### PROBLEM REQUIREMENTS
Copy out the listing exactly.

### RECORD SET
◇ ◇ ◇

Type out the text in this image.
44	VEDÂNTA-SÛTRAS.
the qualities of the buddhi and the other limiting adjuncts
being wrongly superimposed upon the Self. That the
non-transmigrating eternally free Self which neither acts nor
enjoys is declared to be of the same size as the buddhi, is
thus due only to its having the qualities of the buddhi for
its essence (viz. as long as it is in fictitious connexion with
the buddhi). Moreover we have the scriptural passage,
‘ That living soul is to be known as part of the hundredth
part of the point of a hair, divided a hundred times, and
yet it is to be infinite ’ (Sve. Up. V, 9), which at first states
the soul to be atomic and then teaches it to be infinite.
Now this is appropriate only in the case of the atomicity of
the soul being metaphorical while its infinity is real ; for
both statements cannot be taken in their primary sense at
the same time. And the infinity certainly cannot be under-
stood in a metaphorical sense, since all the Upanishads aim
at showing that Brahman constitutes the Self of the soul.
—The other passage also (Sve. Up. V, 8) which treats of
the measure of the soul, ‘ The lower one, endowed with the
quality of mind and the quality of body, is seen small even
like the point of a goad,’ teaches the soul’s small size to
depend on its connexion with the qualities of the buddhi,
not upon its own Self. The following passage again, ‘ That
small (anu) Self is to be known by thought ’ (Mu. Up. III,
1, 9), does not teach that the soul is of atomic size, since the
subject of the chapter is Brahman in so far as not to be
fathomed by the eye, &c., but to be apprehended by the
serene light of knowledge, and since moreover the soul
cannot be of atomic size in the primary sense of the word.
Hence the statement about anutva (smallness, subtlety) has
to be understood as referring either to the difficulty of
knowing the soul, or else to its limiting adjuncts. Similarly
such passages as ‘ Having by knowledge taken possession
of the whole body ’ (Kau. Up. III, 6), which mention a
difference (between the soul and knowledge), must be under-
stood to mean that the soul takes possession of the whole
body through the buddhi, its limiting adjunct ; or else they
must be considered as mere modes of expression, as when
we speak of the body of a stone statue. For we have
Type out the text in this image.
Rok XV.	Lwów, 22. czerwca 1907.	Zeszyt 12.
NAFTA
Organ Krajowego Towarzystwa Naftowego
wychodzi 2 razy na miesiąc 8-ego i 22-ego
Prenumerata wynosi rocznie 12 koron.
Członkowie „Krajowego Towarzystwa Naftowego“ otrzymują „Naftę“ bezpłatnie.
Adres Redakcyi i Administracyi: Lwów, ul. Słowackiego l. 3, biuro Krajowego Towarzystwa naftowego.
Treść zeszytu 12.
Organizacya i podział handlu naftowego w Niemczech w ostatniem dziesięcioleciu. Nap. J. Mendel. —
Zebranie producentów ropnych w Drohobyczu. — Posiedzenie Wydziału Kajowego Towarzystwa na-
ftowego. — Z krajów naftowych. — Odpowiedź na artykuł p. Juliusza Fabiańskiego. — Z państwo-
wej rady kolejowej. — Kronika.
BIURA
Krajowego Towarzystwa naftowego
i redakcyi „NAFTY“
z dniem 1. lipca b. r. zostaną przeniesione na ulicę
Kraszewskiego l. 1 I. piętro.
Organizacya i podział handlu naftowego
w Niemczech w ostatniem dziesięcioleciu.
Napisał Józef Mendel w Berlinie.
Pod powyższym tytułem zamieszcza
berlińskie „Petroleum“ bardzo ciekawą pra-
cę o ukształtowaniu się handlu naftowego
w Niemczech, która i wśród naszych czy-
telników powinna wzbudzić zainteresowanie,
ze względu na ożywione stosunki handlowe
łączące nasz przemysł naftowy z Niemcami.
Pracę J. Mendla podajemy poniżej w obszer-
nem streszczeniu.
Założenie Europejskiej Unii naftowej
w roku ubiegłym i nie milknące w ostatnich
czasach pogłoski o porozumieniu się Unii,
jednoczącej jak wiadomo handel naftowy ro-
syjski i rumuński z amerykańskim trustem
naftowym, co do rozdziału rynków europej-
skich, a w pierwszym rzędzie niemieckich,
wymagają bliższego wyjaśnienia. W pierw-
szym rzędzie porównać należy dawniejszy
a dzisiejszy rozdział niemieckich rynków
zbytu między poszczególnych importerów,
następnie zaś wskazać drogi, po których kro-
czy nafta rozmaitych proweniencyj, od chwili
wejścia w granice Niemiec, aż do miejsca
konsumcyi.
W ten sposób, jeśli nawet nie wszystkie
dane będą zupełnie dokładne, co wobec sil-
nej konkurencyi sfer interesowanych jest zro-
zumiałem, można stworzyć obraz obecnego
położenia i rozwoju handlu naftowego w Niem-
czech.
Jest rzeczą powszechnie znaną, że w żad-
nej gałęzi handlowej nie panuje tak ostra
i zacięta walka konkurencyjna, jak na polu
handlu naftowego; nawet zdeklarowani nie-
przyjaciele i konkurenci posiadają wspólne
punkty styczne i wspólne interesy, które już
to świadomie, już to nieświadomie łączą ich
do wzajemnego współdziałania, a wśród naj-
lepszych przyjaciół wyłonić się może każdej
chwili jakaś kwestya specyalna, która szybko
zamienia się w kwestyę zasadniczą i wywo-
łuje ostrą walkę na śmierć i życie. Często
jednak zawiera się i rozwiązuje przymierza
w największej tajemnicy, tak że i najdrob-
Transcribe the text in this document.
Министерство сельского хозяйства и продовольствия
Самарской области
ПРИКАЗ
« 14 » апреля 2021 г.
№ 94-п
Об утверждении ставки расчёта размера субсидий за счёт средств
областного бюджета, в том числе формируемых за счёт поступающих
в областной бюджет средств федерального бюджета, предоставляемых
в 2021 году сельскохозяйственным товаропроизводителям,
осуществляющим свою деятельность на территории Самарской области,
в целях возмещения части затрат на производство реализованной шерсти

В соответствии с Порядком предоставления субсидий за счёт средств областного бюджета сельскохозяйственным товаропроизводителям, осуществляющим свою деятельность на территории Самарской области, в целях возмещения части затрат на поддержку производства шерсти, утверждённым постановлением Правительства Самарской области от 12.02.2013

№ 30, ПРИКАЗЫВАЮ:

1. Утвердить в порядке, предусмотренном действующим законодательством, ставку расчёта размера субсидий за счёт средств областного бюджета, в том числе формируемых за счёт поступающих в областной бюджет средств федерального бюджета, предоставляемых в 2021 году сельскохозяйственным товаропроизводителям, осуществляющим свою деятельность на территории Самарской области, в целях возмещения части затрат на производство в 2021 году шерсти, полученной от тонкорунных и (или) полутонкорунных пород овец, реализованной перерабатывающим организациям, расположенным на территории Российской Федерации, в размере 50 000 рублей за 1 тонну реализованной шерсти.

◇ ◇ ◇

### COMPLETE OUTPUT
Type out the text in this image.
44	VEDÂNTA-SÛTRAS.
the qualities of the buddhi and the other limiting adjuncts
being wrongly superimposed upon the Self. That the
non-transmigrating eternally free Self which neither acts nor
enjoys is declared to be of the same size as the buddhi, is
thus due only to its having the qualities of the buddhi for
its essence (viz. as long as it is in fictitious connexion with
the buddhi). Moreover we have the scriptural passage,
‘ That living soul is to be known as part of the hundredth
part of the point of a hair, divided a hundred times, and
yet it is to be infinite ’ (Sve. Up. V, 9), which at first states
the soul to be atomic and then teaches it to be infinite.
Now this is appropriate only in the case of the atomicity of
the soul being metaphorical while its infinity is real ; for
both statements cannot be taken in their primary sense at
the same time. And the infinity certainly cannot be under-
stood in a metaphorical sense, since all the Upanishads aim
at showing that Brahman constitutes the Self of the soul.
—The other passage also (Sve. Up. V, 8) which treats of
the measure of the soul, ‘ The lower one, endowed with the
quality of mind and the quality of body, is seen small even
like the point of a goad,’ teaches the soul’s small size to
depend on its connexion with the qualities of the buddhi,
not upon its own Self. The following passage again, ‘ That
small (anu) Self is to be known by thought ’ (Mu. Up. III,
1, 9), does not teach that the soul is of atomic size, since the
subject of the chapter is Brahman in so far as not to be
fathomed by the eye, &c., but to be apprehended by the
serene light of knowledge, and since moreover the soul
cannot be of atomic size in the primary sense of the word.
Hence the statement about anutva (smallness, subtlety) has
to be understood as referring either to the difficulty of
knowing the soul, or else to its limiting adjuncts. Similarly
such passages as ‘ Having by knowledge taken possession
of the whole body ’ (Kau. Up. III, 6), which mention a
difference (between the soul and knowledge), must be under-
stood to mean that the soul takes possession of the whole
body through the buddhi, its limiting adjunct ; or else they
must be considered as mere modes of expression, as when
we speak of the body of a stone statue. For we have
Type out the text in this image.
Rok XV.	Lwów, 22. czerwca 1907.	Zeszyt 12.
NAFTA
Organ Krajowego Towarzystwa Naftowego
wychodzi 2 razy na miesiąc 8-ego i 22-ego
Prenumerata wynosi rocznie 12 koron.
Członkowie „Krajowego Towarzystwa Naftowego“ otrzymują „Naftę“ bezpłatnie.
Adres Redakcyi i Administracyi: Lwów, ul. Słowackiego l. 3, biuro Krajowego Towarzystwa naftowego.
Treść zeszytu 12.
Organizacya i podział handlu naftowego w Niemczech w ostatniem dziesięcioleciu. Nap. J. Mendel. —
Zebranie producentów ropnych w Drohobyczu. — Posiedzenie Wydziału Kajowego Towarzystwa na-
ftowego. — Z krajów naftowych. — Odpowiedź na artykuł p. Juliusza Fabiańskiego. — Z państwo-
wej rady kolejowej. — Kronika.
BIURA
Krajowego Towarzystwa naftowego
i redakcyi „NAFTY“
z dniem 1. lipca b. r. zostaną przeniesione na ulicę
Kraszewskiego l. 1 I. piętro.
Organizacya i podział handlu naftowego
w Niemczech w ostatniem dziesięcioleciu.
Napisał Józef Mendel w Berlinie.
Pod powyższym tytułem zamieszcza
berlińskie „Petroleum“ bardzo ciekawą pra-
cę o ukształtowaniu się handlu naftowego
w Niemczech, która i wśród naszych czy-
telników powinna wzbudzić zainteresowanie,
ze względu na ożywione stosunki handlowe
łączące nasz przemysł naftowy z Niemcami.
Pracę J. Mendla podajemy poniżej w obszer-
nem streszczeniu.
Założenie Europejskiej Unii naftowej
w roku ubiegłym i nie milknące w ostatnich
czasach pogłoski o porozumieniu się Unii,
jednoczącej jak wiadomo handel naftowy ro-
syjski i rumuński z amerykańskim trustem
naftowym, co do rozdziału rynków europej-
skich, a w pierwszym rzędzie niemieckich,
wymagają bliższego wyjaśnienia. W pierw-
szym rzędzie porównać należy dawniejszy
a dzisiejszy rozdział niemieckich rynków
zbytu między poszczególnych importerów,
następnie zaś wskazać drogi, po których kro-
czy nafta rozmaitych proweniencyj, od chwili
wejścia w granice Niemiec, aż do miejsca
konsumcyi.
W ten sposób, jeśli nawet nie wszystkie
dane będą zupełnie dokładne, co wobec sil-
nej konkurencyi sfer interesowanych jest zro-
zumiałem, można stworzyć obraz obecnego
położenia i rozwoju handlu naftowego w Niem-
czech.
Jest rzeczą powszechnie znaną, że w żad-
nej gałęzi handlowej nie panuje tak ostra
i zacięta walka konkurencyjna, jak na polu
handlu naftowego; nawet zdeklarowani nie-
przyjaciele i konkurenci posiadają wspólne
punkty styczne i wspólne interesy, które już
to świadomie, już to nieświadomie łączą ich
do wzajemnego współdziałania, a wśród naj-
lepszych przyjaciół wyłonić się może każdej
chwili jakaś kwestya specyalna, która szybko
zamienia się w kwestyę zasadniczą i wywo-
łuje ostrą walkę na śmierć i życie. Często
jednak zawiera się i rozwiązuje przymierza
w największej tajemnicy, tak że i najdrob-
Transcribe the text in this document.
Министерство сельского хозяйства и продовольствия
Самарской области
ПРИКАЗ
« 14 » апреля 2021 г.
№ 94-п
Об утверждении ставки расчёта размера субсидий за счёт средств
областного бюджета, в том числе формируемых за счёт поступающих
в областной бюджет средств федерального бюджета, предоставляемых
в 2021 году сельскохозяйственным товаропроизводителям,
осуществляющим свою деятельность на территории Самарской области,
в целях возмещения части затрат на производство реализованной шерсти

В соответствии с Порядком предоставления субсидий за счёт средств областного бюджета сельскохозяйственным товаропроизводителям, осуществляющим свою деятельность на территории Самарской области, в целях возмещения части затрат на поддержку производства шерсти, утверждённым постановлением Правительства Самарской области от 12.02.2013

№ 30, ПРИКАЗЫВАЮ:

1. Утвердить в порядке, предусмотренном действующим законодательством, ставку расчёта размера субсидий за счёт средств областного бюджета, в том числе формируемых за счёт поступающих в областной бюджет средств федерального бюджета, предоставляемых в 2021 году сельскохозяйственным товаропроизводителям, осуществляющим свою деятельность на территории Самарской области, в целях возмещения части затрат на производство в 2021 году шерсти, полученной от тонкорунных и (или) полутонкорунных пород овец, реализованной перерабатывающим организациям, расположенным на территории Российской Федерации, в размере 50 000 рублей за 1 тонну реализованной шерсти.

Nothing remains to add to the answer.